--- begin SUPPLIED ENTRIES ---

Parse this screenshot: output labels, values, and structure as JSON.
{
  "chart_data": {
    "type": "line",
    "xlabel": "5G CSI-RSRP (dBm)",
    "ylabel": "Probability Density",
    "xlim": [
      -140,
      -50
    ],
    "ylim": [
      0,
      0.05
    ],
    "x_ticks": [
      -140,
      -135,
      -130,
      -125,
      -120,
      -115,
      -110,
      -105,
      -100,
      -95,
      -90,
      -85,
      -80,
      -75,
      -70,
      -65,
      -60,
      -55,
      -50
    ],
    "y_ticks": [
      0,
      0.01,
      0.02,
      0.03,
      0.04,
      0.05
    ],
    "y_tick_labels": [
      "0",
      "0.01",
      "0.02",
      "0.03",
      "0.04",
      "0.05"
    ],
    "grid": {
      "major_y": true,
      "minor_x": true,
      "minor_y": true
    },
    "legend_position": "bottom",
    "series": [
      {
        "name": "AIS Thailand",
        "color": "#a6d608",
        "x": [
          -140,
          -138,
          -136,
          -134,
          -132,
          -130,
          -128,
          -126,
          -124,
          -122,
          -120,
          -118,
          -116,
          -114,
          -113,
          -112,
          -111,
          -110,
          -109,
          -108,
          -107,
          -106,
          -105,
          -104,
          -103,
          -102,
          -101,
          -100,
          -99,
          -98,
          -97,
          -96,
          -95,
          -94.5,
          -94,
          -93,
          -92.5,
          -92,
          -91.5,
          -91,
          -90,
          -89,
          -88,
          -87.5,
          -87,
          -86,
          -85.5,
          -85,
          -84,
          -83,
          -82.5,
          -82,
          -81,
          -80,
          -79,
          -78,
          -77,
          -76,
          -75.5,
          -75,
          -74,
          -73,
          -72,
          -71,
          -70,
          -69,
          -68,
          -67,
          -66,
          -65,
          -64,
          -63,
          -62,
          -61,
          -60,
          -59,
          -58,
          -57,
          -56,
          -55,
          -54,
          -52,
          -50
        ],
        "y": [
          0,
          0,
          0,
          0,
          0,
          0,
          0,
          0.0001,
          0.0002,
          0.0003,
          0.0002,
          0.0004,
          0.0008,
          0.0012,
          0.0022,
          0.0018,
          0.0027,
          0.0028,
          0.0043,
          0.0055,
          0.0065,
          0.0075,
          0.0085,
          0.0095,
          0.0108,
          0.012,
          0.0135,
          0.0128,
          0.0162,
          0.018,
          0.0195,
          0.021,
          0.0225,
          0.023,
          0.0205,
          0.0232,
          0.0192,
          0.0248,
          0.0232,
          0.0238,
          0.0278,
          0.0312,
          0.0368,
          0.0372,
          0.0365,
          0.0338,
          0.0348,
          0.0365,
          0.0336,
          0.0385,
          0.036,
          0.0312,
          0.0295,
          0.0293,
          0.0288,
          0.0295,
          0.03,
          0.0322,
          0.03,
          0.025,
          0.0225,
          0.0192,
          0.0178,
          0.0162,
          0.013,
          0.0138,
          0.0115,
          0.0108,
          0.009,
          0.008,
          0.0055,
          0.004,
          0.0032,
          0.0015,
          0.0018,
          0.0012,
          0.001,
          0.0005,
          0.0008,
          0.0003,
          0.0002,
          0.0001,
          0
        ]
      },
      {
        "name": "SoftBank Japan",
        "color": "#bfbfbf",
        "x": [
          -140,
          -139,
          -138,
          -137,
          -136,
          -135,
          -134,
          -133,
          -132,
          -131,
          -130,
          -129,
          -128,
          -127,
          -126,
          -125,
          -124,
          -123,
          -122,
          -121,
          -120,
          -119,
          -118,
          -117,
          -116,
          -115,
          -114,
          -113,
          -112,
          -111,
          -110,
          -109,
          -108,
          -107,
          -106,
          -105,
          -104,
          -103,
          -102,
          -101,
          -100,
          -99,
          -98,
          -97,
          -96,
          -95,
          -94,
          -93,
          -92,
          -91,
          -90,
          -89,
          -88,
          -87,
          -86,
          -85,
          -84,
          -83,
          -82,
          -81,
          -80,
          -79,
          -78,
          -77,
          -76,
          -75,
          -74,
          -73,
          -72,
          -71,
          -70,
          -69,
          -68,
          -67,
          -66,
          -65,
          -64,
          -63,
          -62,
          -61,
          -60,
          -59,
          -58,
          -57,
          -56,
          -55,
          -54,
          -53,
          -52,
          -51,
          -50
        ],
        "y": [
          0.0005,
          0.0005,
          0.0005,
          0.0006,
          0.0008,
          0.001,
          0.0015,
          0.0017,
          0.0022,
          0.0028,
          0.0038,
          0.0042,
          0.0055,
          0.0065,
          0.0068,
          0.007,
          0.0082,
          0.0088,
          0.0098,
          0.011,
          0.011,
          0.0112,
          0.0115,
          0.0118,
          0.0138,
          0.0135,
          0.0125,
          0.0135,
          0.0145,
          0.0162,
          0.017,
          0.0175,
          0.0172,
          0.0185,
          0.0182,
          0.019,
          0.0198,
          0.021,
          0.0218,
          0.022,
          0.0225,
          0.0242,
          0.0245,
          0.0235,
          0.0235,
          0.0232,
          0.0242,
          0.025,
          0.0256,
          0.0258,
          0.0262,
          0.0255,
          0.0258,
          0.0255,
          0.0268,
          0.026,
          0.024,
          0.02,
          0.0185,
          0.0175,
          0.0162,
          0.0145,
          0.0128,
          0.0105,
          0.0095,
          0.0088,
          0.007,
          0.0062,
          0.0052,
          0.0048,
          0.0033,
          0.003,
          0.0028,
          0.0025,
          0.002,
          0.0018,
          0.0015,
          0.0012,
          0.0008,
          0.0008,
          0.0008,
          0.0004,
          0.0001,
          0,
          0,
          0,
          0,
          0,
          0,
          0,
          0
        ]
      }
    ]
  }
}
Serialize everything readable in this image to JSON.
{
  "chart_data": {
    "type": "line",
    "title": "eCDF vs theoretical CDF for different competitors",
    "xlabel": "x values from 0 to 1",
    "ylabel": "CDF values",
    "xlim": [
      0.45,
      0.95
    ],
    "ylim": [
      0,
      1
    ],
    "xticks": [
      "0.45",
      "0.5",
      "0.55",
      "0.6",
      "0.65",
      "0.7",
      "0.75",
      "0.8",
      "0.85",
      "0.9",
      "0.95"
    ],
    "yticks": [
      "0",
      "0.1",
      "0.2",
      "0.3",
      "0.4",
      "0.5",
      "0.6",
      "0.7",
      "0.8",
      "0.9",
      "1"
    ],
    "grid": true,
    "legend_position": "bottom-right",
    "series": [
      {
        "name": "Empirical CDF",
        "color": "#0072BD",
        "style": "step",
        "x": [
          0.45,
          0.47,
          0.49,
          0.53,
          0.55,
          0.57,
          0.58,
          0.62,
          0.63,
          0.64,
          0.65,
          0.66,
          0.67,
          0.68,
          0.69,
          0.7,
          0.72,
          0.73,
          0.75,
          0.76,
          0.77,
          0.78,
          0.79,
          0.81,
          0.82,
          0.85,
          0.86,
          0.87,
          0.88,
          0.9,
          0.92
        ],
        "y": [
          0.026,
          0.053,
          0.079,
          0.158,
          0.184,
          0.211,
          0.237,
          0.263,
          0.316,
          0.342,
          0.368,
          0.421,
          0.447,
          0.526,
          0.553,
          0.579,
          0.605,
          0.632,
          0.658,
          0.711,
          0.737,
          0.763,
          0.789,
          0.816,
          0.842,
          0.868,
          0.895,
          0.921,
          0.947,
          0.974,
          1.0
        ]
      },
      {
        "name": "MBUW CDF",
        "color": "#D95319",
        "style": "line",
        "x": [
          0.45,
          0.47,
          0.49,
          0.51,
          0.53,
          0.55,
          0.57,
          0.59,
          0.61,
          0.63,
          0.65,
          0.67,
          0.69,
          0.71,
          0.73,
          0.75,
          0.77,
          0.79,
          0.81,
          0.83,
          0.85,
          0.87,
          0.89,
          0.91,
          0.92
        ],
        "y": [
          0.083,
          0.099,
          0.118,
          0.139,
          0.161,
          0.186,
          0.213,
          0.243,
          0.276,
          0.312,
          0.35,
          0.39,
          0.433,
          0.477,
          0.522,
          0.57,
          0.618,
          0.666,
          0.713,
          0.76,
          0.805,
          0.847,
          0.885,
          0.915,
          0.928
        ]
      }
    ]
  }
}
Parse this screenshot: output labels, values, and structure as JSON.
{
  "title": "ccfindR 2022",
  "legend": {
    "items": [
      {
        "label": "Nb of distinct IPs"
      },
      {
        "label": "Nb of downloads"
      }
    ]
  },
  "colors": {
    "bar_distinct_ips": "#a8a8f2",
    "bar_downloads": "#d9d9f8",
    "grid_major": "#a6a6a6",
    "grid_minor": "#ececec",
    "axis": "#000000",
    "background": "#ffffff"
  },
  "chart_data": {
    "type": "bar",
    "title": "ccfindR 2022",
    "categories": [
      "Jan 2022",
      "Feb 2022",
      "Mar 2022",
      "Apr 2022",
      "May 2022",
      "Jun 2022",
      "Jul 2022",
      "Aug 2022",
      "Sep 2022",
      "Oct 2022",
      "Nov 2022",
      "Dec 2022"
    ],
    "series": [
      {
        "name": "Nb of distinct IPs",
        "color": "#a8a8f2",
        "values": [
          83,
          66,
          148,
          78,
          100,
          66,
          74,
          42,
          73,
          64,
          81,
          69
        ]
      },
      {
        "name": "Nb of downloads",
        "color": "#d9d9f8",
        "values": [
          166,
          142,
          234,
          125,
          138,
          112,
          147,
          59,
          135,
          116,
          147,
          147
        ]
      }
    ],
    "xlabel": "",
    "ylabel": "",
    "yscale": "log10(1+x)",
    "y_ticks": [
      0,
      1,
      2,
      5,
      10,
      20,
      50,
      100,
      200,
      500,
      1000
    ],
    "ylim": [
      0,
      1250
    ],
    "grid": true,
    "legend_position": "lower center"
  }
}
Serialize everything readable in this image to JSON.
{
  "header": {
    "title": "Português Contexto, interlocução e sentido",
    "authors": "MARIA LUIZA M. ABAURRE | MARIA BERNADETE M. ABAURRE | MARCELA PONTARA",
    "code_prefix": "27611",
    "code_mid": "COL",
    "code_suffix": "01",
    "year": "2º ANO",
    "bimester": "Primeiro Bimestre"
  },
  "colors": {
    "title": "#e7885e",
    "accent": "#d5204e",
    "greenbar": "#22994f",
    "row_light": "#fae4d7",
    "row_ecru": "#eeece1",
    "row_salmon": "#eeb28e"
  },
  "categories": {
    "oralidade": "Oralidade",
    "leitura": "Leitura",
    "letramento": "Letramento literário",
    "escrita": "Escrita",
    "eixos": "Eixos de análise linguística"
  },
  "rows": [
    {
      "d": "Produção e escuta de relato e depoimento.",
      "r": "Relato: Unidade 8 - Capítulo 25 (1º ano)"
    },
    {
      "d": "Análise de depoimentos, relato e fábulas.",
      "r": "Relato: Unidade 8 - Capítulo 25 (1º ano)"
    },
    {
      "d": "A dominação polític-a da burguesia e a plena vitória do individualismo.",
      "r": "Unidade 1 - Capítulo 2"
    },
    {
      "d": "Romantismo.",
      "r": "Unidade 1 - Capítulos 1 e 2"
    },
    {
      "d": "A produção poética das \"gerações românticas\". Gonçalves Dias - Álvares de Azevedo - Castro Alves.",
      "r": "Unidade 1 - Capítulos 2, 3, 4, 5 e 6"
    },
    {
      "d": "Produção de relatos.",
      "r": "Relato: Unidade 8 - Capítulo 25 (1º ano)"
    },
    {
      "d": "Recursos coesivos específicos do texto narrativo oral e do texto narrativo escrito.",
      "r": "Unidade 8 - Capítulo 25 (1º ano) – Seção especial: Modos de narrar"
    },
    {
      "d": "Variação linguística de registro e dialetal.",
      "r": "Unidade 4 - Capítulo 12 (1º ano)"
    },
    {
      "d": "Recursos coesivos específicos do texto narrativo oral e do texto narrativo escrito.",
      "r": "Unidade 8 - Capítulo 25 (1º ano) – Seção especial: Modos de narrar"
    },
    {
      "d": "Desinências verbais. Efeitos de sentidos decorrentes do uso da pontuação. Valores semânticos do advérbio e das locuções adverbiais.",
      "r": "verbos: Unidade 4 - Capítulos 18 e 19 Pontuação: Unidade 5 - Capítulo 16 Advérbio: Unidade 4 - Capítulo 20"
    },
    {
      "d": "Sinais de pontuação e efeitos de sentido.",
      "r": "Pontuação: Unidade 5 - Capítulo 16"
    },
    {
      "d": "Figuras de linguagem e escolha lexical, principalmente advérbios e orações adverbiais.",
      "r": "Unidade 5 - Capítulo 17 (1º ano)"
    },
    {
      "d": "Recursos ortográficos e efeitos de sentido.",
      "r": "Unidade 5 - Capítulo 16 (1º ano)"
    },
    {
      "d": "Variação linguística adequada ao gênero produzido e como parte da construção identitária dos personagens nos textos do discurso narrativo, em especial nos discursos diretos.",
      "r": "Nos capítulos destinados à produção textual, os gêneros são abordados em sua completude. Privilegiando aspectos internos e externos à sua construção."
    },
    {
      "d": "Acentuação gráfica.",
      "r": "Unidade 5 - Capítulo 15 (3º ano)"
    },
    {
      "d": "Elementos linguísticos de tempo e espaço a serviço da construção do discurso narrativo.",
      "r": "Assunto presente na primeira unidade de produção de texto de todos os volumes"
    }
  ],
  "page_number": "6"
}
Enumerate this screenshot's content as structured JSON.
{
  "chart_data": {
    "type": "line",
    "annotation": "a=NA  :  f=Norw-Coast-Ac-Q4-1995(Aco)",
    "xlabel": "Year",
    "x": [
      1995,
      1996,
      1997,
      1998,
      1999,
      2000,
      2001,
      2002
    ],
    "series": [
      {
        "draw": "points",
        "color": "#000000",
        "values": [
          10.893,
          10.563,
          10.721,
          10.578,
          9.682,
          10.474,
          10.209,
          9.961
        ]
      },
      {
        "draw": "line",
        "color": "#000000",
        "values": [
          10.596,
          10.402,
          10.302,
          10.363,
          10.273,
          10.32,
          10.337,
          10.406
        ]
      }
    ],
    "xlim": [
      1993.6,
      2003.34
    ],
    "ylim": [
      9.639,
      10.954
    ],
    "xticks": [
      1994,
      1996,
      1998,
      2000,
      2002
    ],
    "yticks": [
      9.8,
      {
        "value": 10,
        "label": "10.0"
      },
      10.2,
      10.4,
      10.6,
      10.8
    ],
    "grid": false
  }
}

--- end SUPPLIED ENTRIES ---

WORK TO COMPLETE:
How many lines of the listing above include the word "true"? State the number and nothing else.

SOLUTION BELOW:
5